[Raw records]
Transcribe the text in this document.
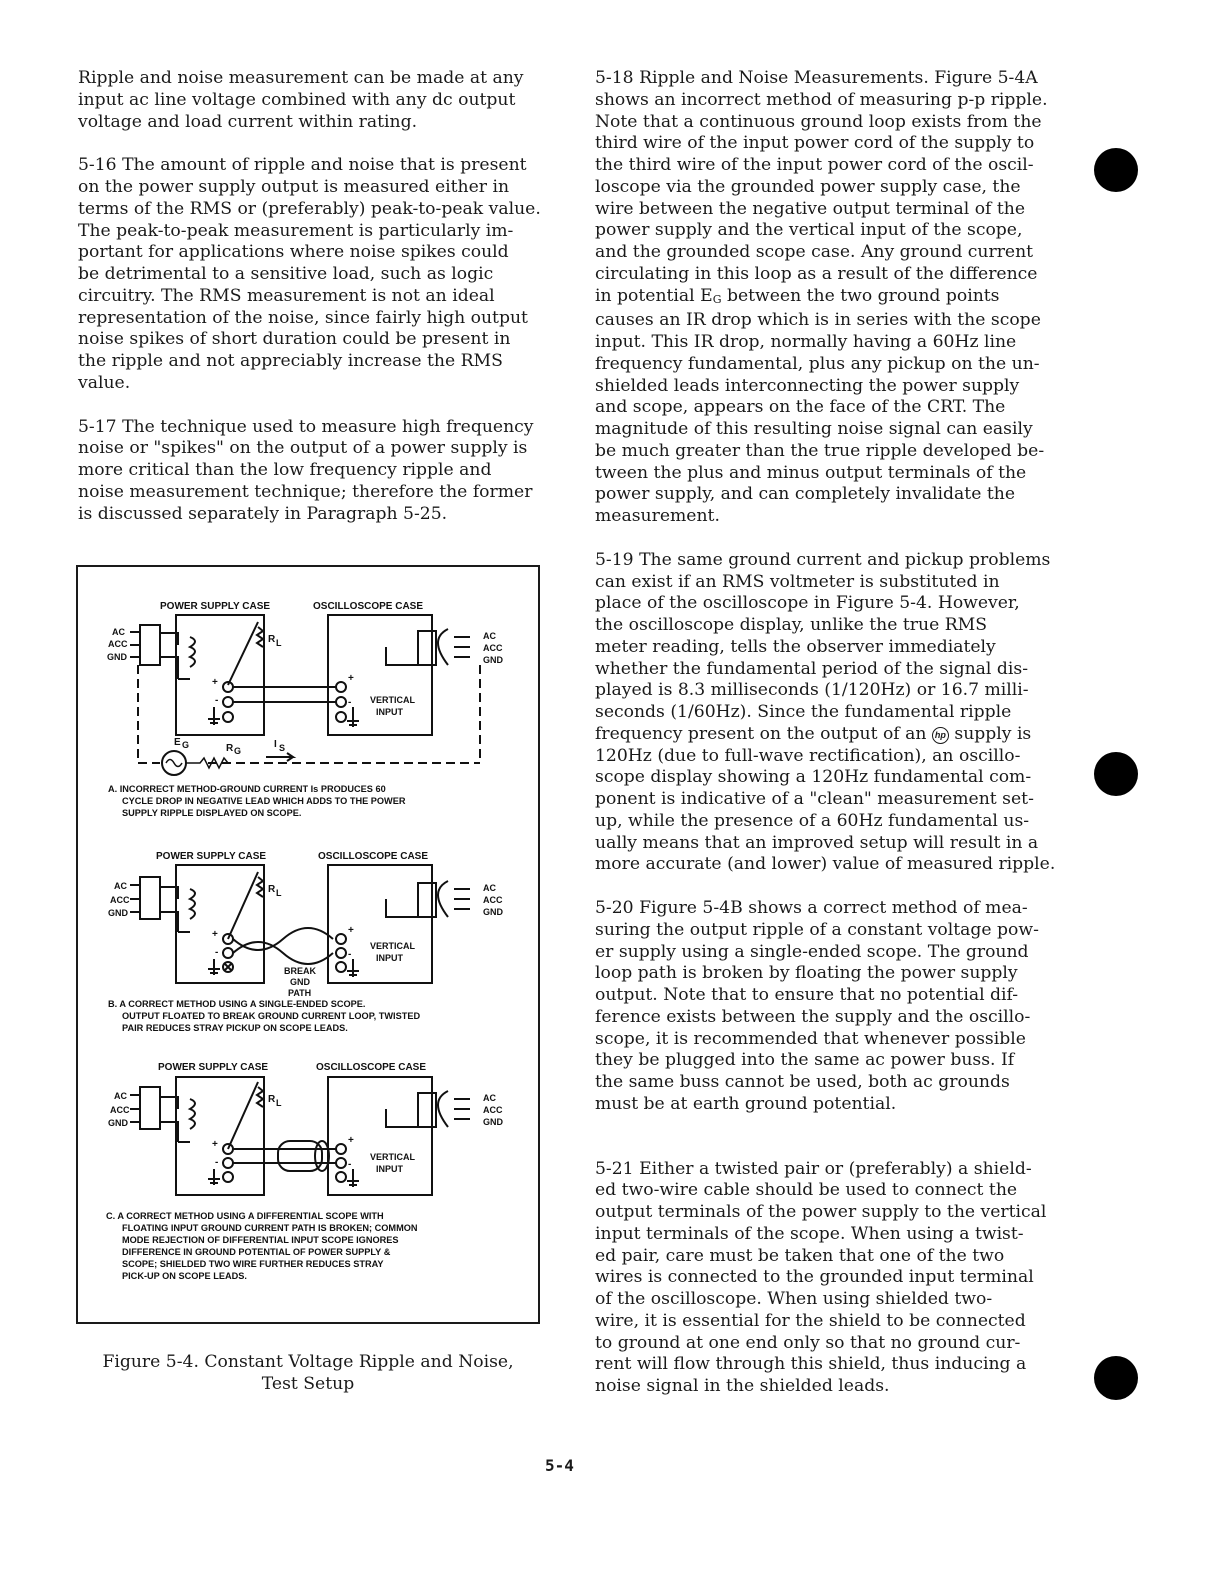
Ripple and noise measurement can be made at any
input ac line voltage combined with any dc output
voltage and load current within rating.

5-16 The amount of ripple and noise that is present
on the power supply output is measured either in
terms of the RMS or (preferably) peak-to-peak value.
The peak-to-peak measurement is particularly im-
portant for applications where noise spikes could
be detrimental to a sensitive load, such as logic
circuitry. The RMS measurement is not an ideal
representation of the noise, since fairly high output
noise spikes of short duration could be present in
the ripple and not appreciably increase the RMS
value.

5-17 The technique used to measure high frequency
noise or "spikes" on the output of a power supply is
more critical than the low frequency ripple and
noise measurement technique; therefore the former
is discussed separately in Paragraph 5-25.

POWER SUPPLY CASE	OSCILLOSCOPE CASE
AC
ACC
GND
R L
+
-
+
- VERTICAL
INPUT
AC
ACC
GND
E G	R G
I S
A. INCORRECT METHOD-GROUND CURRENT Is PRODUCES 60
CYCLE DROP IN NEGATIVE LEAD WHICH ADDS TO THE POWER
SUPPLY RIPPLE DISPLAYED ON SCOPE.
POWER SUPPLY CASE	OSCILLOSCOPE CASE
AC
ACC
GND
R L
+
-
BREAK
GND
PATH
+
-
VERTICAL
INPUT
AC
ACC
GND
B. A CORRECT METHOD USING A SINGLE-ENDED SCOPE.
OUTPUT FLOATED TO BREAK GROUND CURRENT LOOP, TWISTED
PAIR REDUCES STRAY PICKUP ON SCOPE LEADS.
POWER SUPPLY CASE	OSCILLOSCOPE CASE
AC
ACC
GND
R L
+
-
+
-
VERTICAL
INPUT
AC
ACC
GND
C. A CORRECT METHOD USING A DIFFERENTIAL SCOPE WITH
FLOATING INPUT GROUND CURRENT PATH IS BROKEN; COMMON
MODE REJECTION OF DIFFERENTIAL INPUT SCOPE IGNORES
DIFFERENCE IN GROUND POTENTIAL OF POWER SUPPLY &
SCOPE; SHIELDED TWO WIRE FURTHER REDUCES STRAY
PICK-UP ON SCOPE LEADS.
Figure 5-4. Constant Voltage Ripple and Noise,
Test Setup

5-18 Ripple and Noise Measurements. Figure 5-4A
shows an incorrect method of measuring p-p ripple.
Note that a continuous ground loop exists from the
third wire of the input power cord of the supply to
the third wire of the input power cord of the oscil-
loscope via the grounded power supply case, the
wire between the negative output terminal of the
power supply and the vertical input of the scope,
and the grounded scope case. Any ground current
circulating in this loop as a result of the difference
in potential EG between the two ground points
causes an IR drop which is in series with the scope
input. This IR drop, normally having a 60Hz line
frequency fundamental, plus any pickup on the un-
shielded leads interconnecting the power supply
and scope, appears on the face of the CRT. The
magnitude of this resulting noise signal can easily
be much greater than the true ripple developed be-
tween the plus and minus output terminals of the
power supply, and can completely invalidate the
measurement.

5-19 The same ground current and pickup problems
can exist if an RMS voltmeter is substituted in
place of the oscilloscope in Figure 5-4. However,
the oscilloscope display, unlike the true RMS
meter reading, tells the observer immediately
whether the fundamental period of the signal dis-
played is 8.3 milliseconds (1/120Hz) or 16.7 milli-
seconds (1/60Hz). Since the fundamental ripple
frequency present on the output of an hp supply is
120Hz (due to full-wave rectification), an oscillo-
scope display showing a 120Hz fundamental com-
ponent is indicative of a "clean" measurement set-
up, while the presence of a 60Hz fundamental us-
ually means that an improved setup will result in a
more accurate (and lower) value of measured ripple.

5-20 Figure 5-4B shows a correct method of mea-
suring the output ripple of a constant voltage pow-
er supply using a single-ended scope. The ground
loop path is broken by floating the power supply
output. Note that to ensure that no potential dif-
ference exists between the supply and the oscillo-
scope, it is recommended that whenever possible
they be plugged into the same ac power buss. If
the same buss cannot be used, both ac grounds
must be at earth ground potential.

5-21 Either a twisted pair or (preferably) a shield-
ed two-wire cable should be used to connect the
output terminals of the power supply to the vertical
input terminals of the scope. When using a twist-
ed pair, care must be taken that one of the two
wires is connected to the grounded input terminal
of the oscilloscope. When using shielded two-
wire, it is essential for the shield to be connected
to ground at one end only so that no ground cur-
rent will flow through this shield, thus inducing a
noise signal in the shielded leads.

5-4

-- What you have to do --
Give the entries again without a single change, but with no pictures.

-- Solution to this problem --
Transcribe the text in this document.
Ripple and noise measurement can be made at any
input ac line voltage combined with any dc output
voltage and load current within rating.

5-16 The amount of ripple and noise that is present
on the power supply output is measured either in
terms of the RMS or (preferably) peak-to-peak value.
The peak-to-peak measurement is particularly im-
portant for applications where noise spikes could
be detrimental to a sensitive load, such as logic
circuitry. The RMS measurement is not an ideal
representation of the noise, since fairly high output
noise spikes of short duration could be present in
the ripple and not appreciably increase the RMS
value.

5-17 The technique used to measure high frequency
noise or "spikes" on the output of a power supply is
more critical than the low frequency ripple and
noise measurement technique; therefore the former
is discussed separately in Paragraph 5-25.

POWER SUPPLY CASE	OSCILLOSCOPE CASE
AC
ACC
GND
R L
+
-
+
- VERTICAL
INPUT
AC
ACC
GND
E G	R G
I S
A. INCORRECT METHOD-GROUND CURRENT Is PRODUCES 60
CYCLE DROP IN NEGATIVE LEAD WHICH ADDS TO THE POWER
SUPPLY RIPPLE DISPLAYED ON SCOPE.
POWER SUPPLY CASE	OSCILLOSCOPE CASE
AC
ACC
GND
R L
+
-
BREAK
GND
PATH
+
-
VERTICAL
INPUT
AC
ACC
GND
B. A CORRECT METHOD USING A SINGLE-ENDED SCOPE.
OUTPUT FLOATED TO BREAK GROUND CURRENT LOOP, TWISTED
PAIR REDUCES STRAY PICKUP ON SCOPE LEADS.
POWER SUPPLY CASE	OSCILLOSCOPE CASE
AC
ACC
GND
R L
+
-
+
-
VERTICAL
INPUT
AC
ACC
GND
C. A CORRECT METHOD USING A DIFFERENTIAL SCOPE WITH
FLOATING INPUT GROUND CURRENT PATH IS BROKEN; COMMON
MODE REJECTION OF DIFFERENTIAL INPUT SCOPE IGNORES
DIFFERENCE IN GROUND POTENTIAL OF POWER SUPPLY &
SCOPE; SHIELDED TWO WIRE FURTHER REDUCES STRAY
PICK-UP ON SCOPE LEADS.
Figure 5-4. Constant Voltage Ripple and Noise,
Test Setup

5-18 Ripple and Noise Measurements. Figure 5-4A
shows an incorrect method of measuring p-p ripple.
Note that a continuous ground loop exists from the
third wire of the input power cord of the supply to
the third wire of the input power cord of the oscil-
loscope via the grounded power supply case, the
wire between the negative output terminal of the
power supply and the vertical input of the scope,
and the grounded scope case. Any ground current
circulating in this loop as a result of the difference
in potential EG between the two ground points
causes an IR drop which is in series with the scope
input. This IR drop, normally having a 60Hz line
frequency fundamental, plus any pickup on the un-
shielded leads interconnecting the power supply
and scope, appears on the face of the CRT. The
magnitude of this resulting noise signal can easily
be much greater than the true ripple developed be-
tween the plus and minus output terminals of the
power supply, and can completely invalidate the
measurement.

5-19 The same ground current and pickup problems
can exist if an RMS voltmeter is substituted in
place of the oscilloscope in Figure 5-4. However,
the oscilloscope display, unlike the true RMS
meter reading, tells the observer immediately
whether the fundamental period of the signal dis-
played is 8.3 milliseconds (1/120Hz) or 16.7 milli-
seconds (1/60Hz). Since the fundamental ripple
frequency present on the output of an hp supply is
120Hz (due to full-wave rectification), an oscillo-
scope display showing a 120Hz fundamental com-
ponent is indicative of a "clean" measurement set-
up, while the presence of a 60Hz fundamental us-
ually means that an improved setup will result in a
more accurate (and lower) value of measured ripple.

5-20 Figure 5-4B shows a correct method of mea-
suring the output ripple of a constant voltage pow-
er supply using a single-ended scope. The ground
loop path is broken by floating the power supply
output. Note that to ensure that no potential dif-
ference exists between the supply and the oscillo-
scope, it is recommended that whenever possible
they be plugged into the same ac power buss. If
the same buss cannot be used, both ac grounds
must be at earth ground potential.

5-21 Either a twisted pair or (preferably) a shield-
ed two-wire cable should be used to connect the
output terminals of the power supply to the vertical
input terminals of the scope. When using a twist-
ed pair, care must be taken that one of the two
wires is connected to the grounded input terminal
of the oscilloscope. When using shielded two-
wire, it is essential for the shield to be connected
to ground at one end only so that no ground cur-
rent will flow through this shield, thus inducing a
noise signal in the shielded leads.

5-4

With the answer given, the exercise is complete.